• What the exercise asks
Scan the following material for the string "months" and copy each line in which it appears.

• Material shown
::::
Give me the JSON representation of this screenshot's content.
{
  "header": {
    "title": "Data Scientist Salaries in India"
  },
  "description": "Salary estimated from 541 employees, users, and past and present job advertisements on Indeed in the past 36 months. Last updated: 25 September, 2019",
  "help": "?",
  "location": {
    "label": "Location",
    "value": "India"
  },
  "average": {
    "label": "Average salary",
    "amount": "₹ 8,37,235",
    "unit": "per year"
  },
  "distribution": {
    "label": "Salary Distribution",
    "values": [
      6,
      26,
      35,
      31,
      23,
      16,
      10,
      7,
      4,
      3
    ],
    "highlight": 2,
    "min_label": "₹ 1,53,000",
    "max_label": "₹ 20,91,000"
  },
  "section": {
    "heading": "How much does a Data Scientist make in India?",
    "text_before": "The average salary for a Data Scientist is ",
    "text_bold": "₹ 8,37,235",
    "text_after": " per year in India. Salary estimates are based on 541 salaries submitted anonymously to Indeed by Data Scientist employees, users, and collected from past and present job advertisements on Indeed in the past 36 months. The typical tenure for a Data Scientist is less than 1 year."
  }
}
::::
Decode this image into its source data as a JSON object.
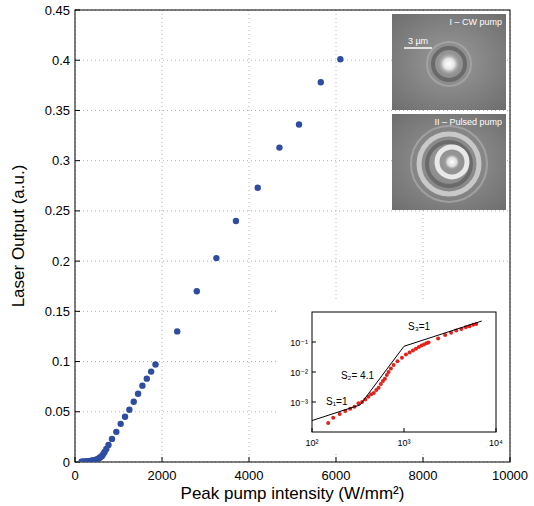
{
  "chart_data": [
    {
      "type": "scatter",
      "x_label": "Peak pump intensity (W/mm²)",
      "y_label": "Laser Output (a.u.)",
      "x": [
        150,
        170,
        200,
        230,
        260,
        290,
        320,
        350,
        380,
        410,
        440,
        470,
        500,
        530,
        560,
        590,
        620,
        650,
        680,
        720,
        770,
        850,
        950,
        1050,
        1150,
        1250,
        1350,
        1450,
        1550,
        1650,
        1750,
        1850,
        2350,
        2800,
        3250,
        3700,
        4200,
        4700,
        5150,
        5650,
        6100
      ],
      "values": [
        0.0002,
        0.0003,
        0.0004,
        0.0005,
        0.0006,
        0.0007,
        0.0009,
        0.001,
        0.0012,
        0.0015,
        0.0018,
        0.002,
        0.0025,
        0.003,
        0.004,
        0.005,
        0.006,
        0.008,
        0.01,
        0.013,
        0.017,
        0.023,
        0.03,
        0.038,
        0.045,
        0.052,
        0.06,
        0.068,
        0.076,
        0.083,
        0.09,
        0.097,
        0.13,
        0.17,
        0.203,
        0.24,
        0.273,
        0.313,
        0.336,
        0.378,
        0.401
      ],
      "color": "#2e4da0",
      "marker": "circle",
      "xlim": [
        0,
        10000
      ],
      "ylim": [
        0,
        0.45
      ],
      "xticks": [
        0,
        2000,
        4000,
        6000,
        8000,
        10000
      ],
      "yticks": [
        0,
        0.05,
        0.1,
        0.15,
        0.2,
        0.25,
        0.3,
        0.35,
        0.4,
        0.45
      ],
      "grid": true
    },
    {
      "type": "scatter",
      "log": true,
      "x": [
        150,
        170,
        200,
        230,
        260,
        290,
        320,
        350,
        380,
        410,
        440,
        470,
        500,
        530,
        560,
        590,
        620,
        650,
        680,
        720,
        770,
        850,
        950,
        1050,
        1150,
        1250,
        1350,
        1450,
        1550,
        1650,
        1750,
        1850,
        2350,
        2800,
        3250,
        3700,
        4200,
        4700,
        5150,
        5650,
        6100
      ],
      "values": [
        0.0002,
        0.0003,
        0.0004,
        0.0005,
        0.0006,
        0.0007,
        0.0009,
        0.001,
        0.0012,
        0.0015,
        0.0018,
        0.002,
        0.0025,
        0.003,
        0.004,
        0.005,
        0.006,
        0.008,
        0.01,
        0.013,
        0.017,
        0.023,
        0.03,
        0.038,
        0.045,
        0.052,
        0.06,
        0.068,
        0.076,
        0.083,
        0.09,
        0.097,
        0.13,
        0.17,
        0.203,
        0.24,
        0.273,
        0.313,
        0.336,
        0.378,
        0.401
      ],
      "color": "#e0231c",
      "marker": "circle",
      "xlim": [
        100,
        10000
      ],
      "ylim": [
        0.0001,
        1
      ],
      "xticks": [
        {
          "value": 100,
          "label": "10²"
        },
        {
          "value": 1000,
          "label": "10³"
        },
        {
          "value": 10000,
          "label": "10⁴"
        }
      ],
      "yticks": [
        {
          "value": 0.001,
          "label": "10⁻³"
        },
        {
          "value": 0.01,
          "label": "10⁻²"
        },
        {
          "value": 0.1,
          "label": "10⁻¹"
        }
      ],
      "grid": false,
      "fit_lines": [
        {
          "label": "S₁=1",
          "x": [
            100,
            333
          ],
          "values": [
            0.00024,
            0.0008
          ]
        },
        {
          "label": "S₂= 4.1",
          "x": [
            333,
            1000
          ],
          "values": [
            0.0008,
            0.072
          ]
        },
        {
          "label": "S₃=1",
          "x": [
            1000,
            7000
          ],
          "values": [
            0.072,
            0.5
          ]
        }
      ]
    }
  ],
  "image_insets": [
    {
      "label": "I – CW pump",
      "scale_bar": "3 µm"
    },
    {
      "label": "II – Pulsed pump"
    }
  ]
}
::::
• Problem solution
  "description": "Salary estimated from 541 employees, users, and past and present job advertisements on Indeed in the past 36 months. Last updated: 25 September, 2019",
    "text_after": " per year in India. Salary estimates are based on 541 salaries submitted anonymously to Indeed by Data Scientist employees, users, and collected from past and present job advertisements on Indeed in the past 36 months. The typical tenure for a Data Scientist is less than 1 year."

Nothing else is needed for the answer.